■ WORK TO BE COMPLETED
Copy out the data below verbatim.

Stored data entries
[START]

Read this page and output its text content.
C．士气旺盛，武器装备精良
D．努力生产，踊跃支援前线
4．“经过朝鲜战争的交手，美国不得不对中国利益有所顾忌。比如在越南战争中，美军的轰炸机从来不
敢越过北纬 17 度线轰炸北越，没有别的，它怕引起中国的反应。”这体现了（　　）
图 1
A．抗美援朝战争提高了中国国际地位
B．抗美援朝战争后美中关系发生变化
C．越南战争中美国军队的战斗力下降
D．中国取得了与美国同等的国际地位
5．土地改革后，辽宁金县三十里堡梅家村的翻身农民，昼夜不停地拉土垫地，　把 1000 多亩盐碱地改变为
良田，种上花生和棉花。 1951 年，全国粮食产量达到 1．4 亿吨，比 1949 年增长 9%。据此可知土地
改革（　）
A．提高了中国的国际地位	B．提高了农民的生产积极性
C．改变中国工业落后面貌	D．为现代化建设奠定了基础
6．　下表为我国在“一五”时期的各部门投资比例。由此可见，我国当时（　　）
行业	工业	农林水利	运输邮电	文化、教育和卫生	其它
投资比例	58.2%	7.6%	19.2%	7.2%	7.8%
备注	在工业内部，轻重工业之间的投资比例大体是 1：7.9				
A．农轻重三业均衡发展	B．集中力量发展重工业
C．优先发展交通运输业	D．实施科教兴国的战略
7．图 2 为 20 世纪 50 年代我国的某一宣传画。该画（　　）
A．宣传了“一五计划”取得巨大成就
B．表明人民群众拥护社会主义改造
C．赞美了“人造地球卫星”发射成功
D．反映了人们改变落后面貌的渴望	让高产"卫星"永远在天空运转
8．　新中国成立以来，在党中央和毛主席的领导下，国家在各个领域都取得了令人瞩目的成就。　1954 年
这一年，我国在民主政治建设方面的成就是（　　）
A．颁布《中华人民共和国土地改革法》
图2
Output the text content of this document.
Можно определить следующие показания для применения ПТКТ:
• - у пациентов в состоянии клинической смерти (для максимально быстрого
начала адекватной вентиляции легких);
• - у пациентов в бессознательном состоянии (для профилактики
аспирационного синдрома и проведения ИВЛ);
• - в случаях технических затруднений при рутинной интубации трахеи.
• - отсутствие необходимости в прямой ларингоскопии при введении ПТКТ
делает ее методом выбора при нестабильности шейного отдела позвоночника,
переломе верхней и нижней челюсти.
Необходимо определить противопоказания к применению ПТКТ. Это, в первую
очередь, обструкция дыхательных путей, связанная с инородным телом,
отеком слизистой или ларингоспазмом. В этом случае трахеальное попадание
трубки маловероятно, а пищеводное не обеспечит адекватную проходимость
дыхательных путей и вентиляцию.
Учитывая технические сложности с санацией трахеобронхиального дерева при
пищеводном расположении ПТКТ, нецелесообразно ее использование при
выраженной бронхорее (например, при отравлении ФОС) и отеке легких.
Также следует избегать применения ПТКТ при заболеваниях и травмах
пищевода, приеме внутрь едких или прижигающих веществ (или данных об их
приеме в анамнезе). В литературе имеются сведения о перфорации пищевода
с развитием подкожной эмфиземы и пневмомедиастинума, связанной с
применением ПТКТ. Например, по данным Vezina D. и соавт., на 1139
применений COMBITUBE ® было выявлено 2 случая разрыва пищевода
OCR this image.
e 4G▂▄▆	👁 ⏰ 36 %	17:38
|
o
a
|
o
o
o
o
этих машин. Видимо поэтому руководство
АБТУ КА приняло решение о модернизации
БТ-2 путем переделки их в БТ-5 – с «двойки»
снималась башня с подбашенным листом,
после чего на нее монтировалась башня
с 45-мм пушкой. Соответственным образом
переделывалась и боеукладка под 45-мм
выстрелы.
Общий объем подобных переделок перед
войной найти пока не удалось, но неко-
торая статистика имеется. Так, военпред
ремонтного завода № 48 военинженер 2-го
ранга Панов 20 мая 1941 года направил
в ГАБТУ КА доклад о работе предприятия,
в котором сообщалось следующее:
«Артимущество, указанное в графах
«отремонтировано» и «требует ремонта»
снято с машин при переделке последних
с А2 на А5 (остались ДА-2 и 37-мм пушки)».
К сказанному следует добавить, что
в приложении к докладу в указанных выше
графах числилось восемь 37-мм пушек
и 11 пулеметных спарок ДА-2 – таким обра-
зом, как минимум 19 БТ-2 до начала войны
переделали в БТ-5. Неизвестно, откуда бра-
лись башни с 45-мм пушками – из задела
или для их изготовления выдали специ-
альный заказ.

[END]

■ WRITTEN SOLUTION
Read this page and output its text content.
C．士气旺盛，武器装备精良
D．努力生产，踊跃支援前线
4．“经过朝鲜战争的交手，美国不得不对中国利益有所顾忌。比如在越南战争中，美军的轰炸机从来不
敢越过北纬 17 度线轰炸北越，没有别的，它怕引起中国的反应。”这体现了（　　）
图 1
A．抗美援朝战争提高了中国国际地位
B．抗美援朝战争后美中关系发生变化
C．越南战争中美国军队的战斗力下降
D．中国取得了与美国同等的国际地位
5．土地改革后，辽宁金县三十里堡梅家村的翻身农民，昼夜不停地拉土垫地，　把 1000 多亩盐碱地改变为
良田，种上花生和棉花。 1951 年，全国粮食产量达到 1．4 亿吨，比 1949 年增长 9%。据此可知土地
改革（　）
A．提高了中国的国际地位	B．提高了农民的生产积极性
C．改变中国工业落后面貌	D．为现代化建设奠定了基础
6．　下表为我国在“一五”时期的各部门投资比例。由此可见，我国当时（　　）
行业	工业	农林水利	运输邮电	文化、教育和卫生	其它
投资比例	58.2%	7.6%	19.2%	7.2%	7.8%
备注	在工业内部，轻重工业之间的投资比例大体是 1：7.9				
A．农轻重三业均衡发展	B．集中力量发展重工业
C．优先发展交通运输业	D．实施科教兴国的战略
7．图 2 为 20 世纪 50 年代我国的某一宣传画。该画（　　）
A．宣传了“一五计划”取得巨大成就
B．表明人民群众拥护社会主义改造
C．赞美了“人造地球卫星”发射成功
D．反映了人们改变落后面貌的渴望	让高产"卫星"永远在天空运转
8．　新中国成立以来，在党中央和毛主席的领导下，国家在各个领域都取得了令人瞩目的成就。　1954 年
这一年，我国在民主政治建设方面的成就是（　　）
A．颁布《中华人民共和国土地改革法》
图2
Output the text content of this document.
Можно определить следующие показания для применения ПТКТ:
• - у пациентов в состоянии клинической смерти (для максимально быстрого
начала адекватной вентиляции легких);
• - у пациентов в бессознательном состоянии (для профилактики
аспирационного синдрома и проведения ИВЛ);
• - в случаях технических затруднений при рутинной интубации трахеи.
• - отсутствие необходимости в прямой ларингоскопии при введении ПТКТ
делает ее методом выбора при нестабильности шейного отдела позвоночника,
переломе верхней и нижней челюсти.
Необходимо определить противопоказания к применению ПТКТ. Это, в первую
очередь, обструкция дыхательных путей, связанная с инородным телом,
отеком слизистой или ларингоспазмом. В этом случае трахеальное попадание
трубки маловероятно, а пищеводное не обеспечит адекватную проходимость
дыхательных путей и вентиляцию.
Учитывая технические сложности с санацией трахеобронхиального дерева при
пищеводном расположении ПТКТ, нецелесообразно ее использование при
выраженной бронхорее (например, при отравлении ФОС) и отеке легких.
Также следует избегать применения ПТКТ при заболеваниях и травмах
пищевода, приеме внутрь едких или прижигающих веществ (или данных об их
приеме в анамнезе). В литературе имеются сведения о перфорации пищевода
с развитием подкожной эмфиземы и пневмомедиастинума, связанной с
применением ПТКТ. Например, по данным Vezina D. и соавт., на 1139
применений COMBITUBE ® было выявлено 2 случая разрыва пищевода
OCR this image.
e 4G▂▄▆	👁 ⏰ 36 %	17:38
|
o
a
|
o
o
o
o
этих машин. Видимо поэтому руководство
АБТУ КА приняло решение о модернизации
БТ-2 путем переделки их в БТ-5 – с «двойки»
снималась башня с подбашенным листом,
после чего на нее монтировалась башня
с 45-мм пушкой. Соответственным образом
переделывалась и боеукладка под 45-мм
выстрелы.
Общий объем подобных переделок перед
войной найти пока не удалось, но неко-
торая статистика имеется. Так, военпред
ремонтного завода № 48 военинженер 2-го
ранга Панов 20 мая 1941 года направил
в ГАБТУ КА доклад о работе предприятия,
в котором сообщалось следующее:
«Артимущество, указанное в графах
«отремонтировано» и «требует ремонта»
снято с машин при переделке последних
с А2 на А5 (остались ДА-2 и 37-мм пушки)».
К сказанному следует добавить, что
в приложении к докладу в указанных выше
графах числилось восемь 37-мм пушек
и 11 пулеметных спарок ДА-2 – таким обра-
зом, как минимум 19 БТ-2 до начала войны
переделали в БТ-5. Неизвестно, откуда бра-
лись башни с 45-мм пушками – из задела
или для их изготовления выдали специ-
альный заказ.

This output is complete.